→ WORK TO BE COMPLETED:
Gather up the lines that contain "Наименование".

────

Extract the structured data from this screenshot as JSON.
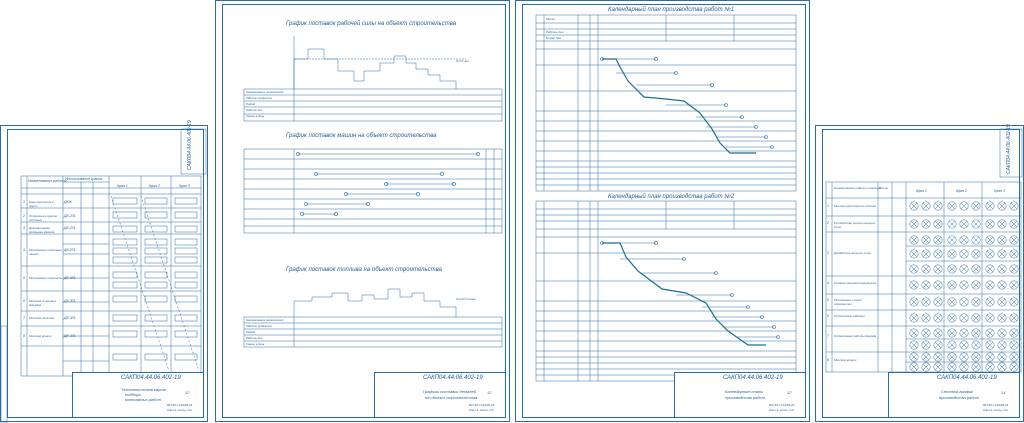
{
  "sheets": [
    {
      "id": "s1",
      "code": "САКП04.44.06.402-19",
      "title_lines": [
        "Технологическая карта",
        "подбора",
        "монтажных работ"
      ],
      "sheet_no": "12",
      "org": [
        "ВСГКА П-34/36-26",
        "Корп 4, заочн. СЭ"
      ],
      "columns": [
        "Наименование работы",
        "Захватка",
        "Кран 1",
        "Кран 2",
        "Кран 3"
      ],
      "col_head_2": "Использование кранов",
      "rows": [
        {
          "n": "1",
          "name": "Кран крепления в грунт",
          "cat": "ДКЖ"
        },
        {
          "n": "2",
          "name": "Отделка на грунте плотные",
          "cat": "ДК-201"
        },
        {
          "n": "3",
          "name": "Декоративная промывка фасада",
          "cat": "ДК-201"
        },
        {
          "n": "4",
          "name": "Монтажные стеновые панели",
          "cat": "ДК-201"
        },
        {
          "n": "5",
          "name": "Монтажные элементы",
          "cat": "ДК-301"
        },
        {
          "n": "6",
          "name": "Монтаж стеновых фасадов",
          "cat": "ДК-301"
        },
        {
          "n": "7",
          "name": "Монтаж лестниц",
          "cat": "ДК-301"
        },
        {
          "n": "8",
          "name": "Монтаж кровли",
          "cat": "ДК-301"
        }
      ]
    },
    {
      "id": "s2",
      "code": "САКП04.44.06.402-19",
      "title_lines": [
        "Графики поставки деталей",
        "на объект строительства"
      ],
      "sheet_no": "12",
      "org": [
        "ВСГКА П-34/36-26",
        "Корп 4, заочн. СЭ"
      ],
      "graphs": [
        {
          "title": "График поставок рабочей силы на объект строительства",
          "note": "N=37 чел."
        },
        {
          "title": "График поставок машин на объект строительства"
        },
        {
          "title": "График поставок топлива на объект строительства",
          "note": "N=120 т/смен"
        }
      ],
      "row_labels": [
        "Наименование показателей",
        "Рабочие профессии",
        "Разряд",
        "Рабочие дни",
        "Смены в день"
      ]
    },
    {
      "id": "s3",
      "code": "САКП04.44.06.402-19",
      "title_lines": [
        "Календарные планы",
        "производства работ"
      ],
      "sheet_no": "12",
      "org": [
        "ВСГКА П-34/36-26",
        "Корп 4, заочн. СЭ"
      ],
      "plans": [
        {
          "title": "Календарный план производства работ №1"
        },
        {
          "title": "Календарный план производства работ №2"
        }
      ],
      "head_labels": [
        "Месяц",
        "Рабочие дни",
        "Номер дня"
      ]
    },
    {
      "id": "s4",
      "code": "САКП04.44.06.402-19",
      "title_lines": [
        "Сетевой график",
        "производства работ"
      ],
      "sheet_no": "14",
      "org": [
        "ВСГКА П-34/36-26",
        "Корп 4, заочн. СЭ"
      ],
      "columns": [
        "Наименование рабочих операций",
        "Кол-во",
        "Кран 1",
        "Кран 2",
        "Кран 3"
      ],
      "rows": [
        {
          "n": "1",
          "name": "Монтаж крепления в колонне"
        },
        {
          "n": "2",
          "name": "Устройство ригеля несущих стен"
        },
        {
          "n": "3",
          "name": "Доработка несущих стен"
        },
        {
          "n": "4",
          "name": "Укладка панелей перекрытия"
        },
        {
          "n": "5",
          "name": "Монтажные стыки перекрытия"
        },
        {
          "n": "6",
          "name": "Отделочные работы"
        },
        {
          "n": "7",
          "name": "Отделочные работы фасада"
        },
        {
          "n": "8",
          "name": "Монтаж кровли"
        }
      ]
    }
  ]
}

────

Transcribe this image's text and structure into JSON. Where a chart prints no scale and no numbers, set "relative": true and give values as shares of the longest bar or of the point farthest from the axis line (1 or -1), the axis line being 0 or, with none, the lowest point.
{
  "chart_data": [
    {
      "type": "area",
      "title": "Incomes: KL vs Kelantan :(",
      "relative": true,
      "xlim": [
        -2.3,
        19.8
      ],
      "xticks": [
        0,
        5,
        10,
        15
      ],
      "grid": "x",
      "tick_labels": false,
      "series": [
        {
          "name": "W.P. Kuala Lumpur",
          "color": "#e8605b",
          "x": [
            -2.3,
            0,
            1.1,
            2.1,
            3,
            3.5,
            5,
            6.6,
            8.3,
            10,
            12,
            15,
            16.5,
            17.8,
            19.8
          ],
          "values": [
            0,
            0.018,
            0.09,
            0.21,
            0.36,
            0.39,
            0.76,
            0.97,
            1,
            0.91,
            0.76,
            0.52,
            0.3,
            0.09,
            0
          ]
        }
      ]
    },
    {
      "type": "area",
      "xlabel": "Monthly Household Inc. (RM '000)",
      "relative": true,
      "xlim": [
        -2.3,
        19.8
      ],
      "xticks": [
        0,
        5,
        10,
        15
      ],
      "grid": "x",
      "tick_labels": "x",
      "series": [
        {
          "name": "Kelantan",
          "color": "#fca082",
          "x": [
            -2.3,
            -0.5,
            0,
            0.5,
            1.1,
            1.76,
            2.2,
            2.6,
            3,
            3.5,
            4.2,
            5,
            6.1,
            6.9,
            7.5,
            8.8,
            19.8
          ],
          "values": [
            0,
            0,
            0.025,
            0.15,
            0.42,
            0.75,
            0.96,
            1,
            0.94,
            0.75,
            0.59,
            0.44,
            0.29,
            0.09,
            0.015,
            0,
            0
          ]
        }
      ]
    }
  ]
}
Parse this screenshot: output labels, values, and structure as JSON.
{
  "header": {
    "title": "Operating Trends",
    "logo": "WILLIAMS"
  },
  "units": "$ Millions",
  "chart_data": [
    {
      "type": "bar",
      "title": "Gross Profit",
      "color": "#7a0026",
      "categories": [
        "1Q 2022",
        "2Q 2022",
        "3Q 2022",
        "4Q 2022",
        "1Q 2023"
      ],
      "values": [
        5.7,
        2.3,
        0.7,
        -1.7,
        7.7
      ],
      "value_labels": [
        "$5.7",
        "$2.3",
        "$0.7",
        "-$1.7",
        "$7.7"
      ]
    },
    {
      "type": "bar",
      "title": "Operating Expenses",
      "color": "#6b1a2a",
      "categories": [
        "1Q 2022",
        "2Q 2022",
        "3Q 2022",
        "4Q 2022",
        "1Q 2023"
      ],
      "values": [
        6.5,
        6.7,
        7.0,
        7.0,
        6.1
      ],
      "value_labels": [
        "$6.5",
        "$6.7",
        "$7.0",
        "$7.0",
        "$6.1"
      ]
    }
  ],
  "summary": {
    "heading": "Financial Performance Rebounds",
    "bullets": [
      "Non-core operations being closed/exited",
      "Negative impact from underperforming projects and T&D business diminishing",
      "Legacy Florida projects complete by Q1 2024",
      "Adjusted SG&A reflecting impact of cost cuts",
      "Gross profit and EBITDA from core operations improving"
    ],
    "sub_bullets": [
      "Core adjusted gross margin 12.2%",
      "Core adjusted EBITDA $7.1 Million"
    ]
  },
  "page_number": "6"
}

────

→ RIGHT ANSWER:
        "Наименование работы",
        "Наименование показателей",
        "Наименование рабочих операций",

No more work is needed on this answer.